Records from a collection

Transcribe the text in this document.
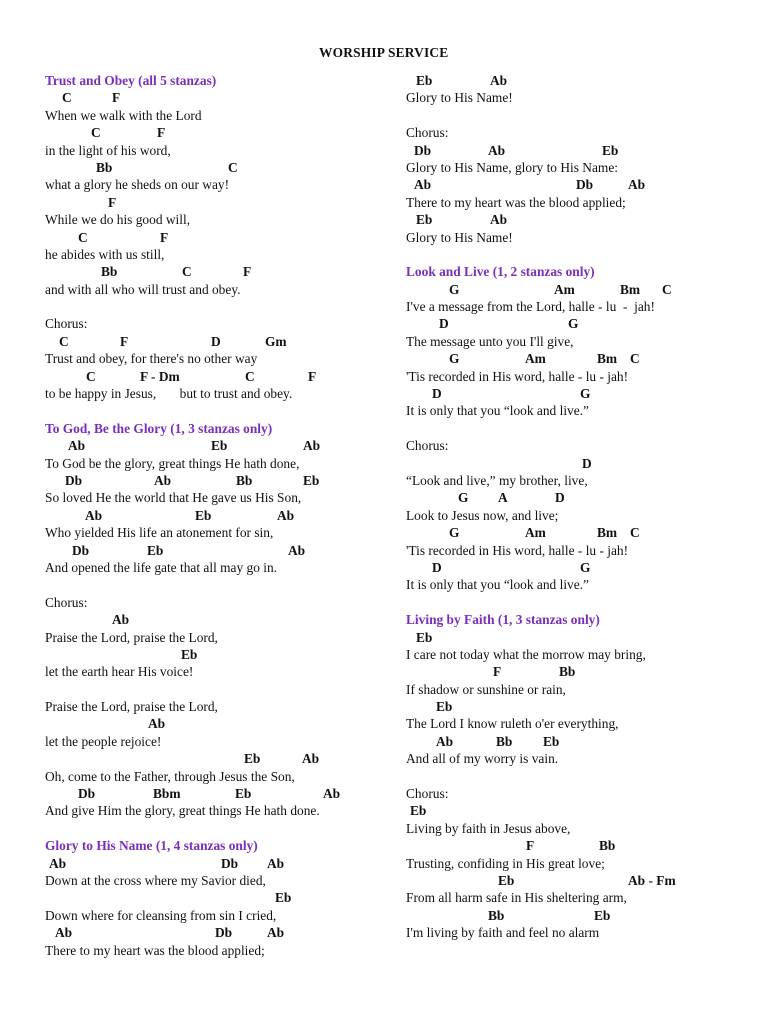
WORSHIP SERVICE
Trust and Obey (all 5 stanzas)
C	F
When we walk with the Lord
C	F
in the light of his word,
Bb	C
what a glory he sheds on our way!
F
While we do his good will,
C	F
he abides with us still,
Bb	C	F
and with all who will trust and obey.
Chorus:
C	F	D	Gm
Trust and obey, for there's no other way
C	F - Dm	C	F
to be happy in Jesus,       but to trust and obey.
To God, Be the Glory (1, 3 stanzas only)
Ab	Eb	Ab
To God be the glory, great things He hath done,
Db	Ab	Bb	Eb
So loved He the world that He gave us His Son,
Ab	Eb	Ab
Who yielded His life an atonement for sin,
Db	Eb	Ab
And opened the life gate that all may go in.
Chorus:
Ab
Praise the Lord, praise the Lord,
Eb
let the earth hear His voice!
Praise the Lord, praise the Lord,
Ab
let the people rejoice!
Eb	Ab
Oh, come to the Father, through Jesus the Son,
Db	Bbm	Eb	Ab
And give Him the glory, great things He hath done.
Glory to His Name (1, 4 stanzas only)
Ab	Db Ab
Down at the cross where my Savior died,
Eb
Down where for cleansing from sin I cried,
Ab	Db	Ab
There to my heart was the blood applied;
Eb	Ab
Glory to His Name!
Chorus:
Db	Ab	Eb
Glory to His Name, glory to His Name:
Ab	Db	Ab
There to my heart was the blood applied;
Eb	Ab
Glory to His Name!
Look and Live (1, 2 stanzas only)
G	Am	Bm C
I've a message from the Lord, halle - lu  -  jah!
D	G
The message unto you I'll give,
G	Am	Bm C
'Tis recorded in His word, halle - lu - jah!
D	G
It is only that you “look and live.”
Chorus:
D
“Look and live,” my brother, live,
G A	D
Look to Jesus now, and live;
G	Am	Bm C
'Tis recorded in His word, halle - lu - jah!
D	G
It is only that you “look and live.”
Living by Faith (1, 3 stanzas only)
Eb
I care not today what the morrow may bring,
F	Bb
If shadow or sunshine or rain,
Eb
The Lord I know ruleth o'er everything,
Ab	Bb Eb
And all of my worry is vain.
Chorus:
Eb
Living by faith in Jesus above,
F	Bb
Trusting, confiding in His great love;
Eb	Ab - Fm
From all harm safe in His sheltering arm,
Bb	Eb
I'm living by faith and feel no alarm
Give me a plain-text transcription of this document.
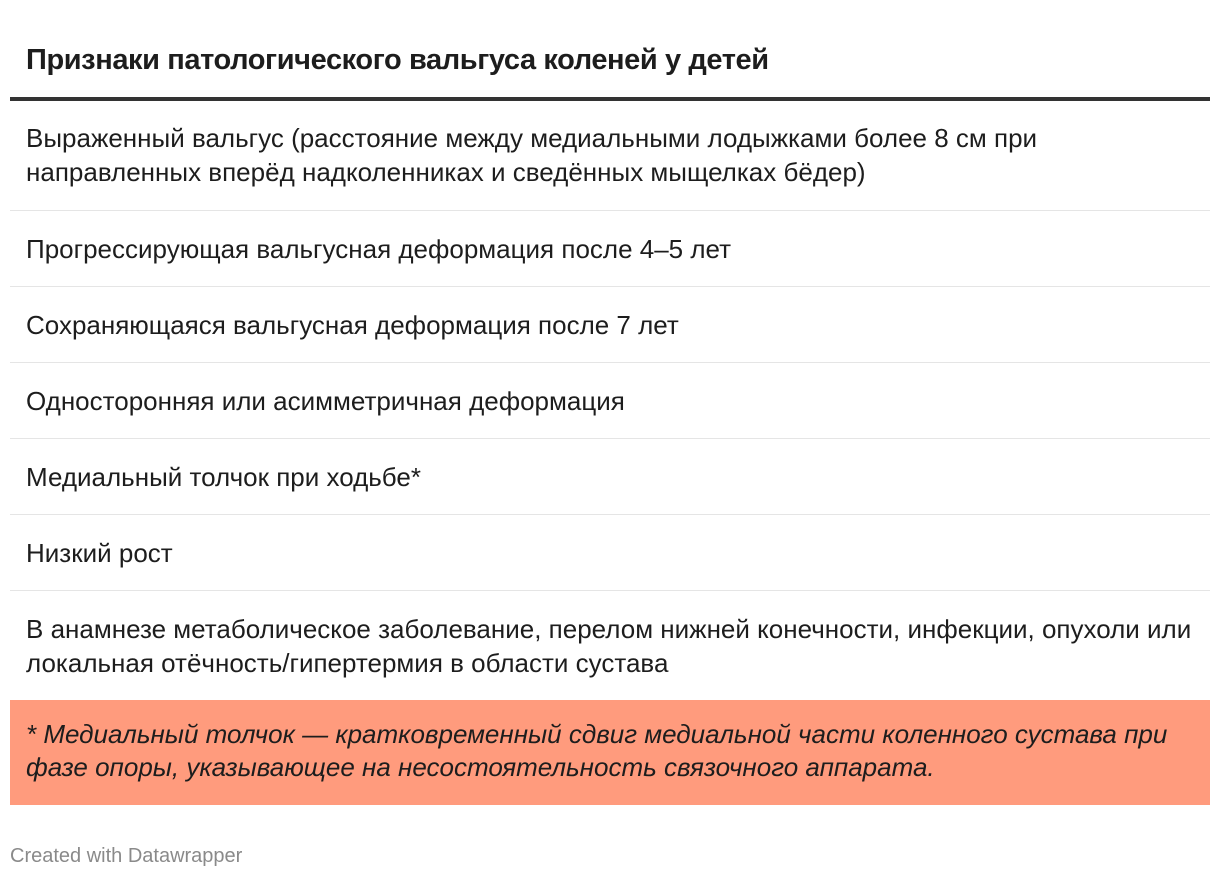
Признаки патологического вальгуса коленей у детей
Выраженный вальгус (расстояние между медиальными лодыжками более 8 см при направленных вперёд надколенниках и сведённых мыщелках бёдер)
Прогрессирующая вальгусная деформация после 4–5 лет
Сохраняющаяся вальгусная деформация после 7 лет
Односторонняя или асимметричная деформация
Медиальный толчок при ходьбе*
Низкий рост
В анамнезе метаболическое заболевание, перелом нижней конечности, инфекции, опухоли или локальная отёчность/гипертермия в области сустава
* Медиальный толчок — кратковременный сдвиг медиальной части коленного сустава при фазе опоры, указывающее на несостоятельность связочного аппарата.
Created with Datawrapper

---

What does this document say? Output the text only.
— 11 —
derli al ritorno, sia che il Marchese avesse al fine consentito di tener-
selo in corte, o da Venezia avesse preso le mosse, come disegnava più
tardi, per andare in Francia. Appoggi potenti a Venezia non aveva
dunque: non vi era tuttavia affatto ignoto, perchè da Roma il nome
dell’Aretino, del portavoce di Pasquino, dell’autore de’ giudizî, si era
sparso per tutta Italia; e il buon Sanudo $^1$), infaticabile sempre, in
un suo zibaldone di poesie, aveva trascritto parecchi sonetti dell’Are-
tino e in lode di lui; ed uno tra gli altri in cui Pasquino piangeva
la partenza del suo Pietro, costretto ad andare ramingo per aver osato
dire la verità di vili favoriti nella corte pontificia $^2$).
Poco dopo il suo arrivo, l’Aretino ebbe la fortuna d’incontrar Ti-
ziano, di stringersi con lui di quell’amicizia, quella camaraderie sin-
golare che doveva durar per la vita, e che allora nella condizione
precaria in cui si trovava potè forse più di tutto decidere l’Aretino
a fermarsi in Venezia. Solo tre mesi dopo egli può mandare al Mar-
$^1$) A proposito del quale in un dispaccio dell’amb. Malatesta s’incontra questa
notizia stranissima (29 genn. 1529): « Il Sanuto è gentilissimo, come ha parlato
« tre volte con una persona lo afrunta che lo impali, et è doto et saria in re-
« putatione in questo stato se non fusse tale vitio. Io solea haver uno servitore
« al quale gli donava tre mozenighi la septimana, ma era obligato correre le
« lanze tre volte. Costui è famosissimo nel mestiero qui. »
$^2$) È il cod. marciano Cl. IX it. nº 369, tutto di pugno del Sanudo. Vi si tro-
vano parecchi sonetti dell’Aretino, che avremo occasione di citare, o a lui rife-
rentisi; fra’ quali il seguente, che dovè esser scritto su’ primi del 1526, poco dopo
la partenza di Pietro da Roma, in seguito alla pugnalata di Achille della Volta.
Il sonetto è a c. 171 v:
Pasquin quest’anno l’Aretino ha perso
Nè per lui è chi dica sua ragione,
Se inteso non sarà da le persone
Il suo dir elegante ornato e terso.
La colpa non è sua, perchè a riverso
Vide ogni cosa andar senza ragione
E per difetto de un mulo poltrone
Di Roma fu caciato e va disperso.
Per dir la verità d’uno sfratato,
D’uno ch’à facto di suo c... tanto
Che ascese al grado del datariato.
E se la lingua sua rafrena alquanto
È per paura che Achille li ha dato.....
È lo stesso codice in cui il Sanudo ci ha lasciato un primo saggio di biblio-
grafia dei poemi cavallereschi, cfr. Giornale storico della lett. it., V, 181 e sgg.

==

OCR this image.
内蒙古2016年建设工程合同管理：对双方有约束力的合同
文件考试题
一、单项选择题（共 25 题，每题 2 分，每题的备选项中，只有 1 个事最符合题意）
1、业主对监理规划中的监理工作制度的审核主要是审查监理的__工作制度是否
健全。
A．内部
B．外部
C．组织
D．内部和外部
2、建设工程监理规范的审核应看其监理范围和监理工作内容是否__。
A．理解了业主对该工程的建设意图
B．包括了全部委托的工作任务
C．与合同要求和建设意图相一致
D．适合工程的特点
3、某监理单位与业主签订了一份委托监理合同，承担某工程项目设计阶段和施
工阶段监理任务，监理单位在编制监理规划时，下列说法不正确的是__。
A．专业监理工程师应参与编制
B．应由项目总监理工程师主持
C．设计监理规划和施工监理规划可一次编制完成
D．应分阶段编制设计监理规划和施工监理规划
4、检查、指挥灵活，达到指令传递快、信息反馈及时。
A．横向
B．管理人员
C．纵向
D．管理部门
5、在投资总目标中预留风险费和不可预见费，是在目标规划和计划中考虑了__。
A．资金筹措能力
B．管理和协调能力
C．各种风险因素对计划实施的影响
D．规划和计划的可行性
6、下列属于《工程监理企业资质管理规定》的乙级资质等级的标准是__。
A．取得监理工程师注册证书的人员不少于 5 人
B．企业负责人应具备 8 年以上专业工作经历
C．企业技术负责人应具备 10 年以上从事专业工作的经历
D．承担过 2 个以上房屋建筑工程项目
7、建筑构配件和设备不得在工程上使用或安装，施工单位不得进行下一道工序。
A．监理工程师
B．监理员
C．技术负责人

What is asked:
In the records above, find each line holding "verità" and copy it.

Exercise response:
dire la verità di vili favoriti nella corte pontificia $^2$).
Per dir la verità d’uno sfratato,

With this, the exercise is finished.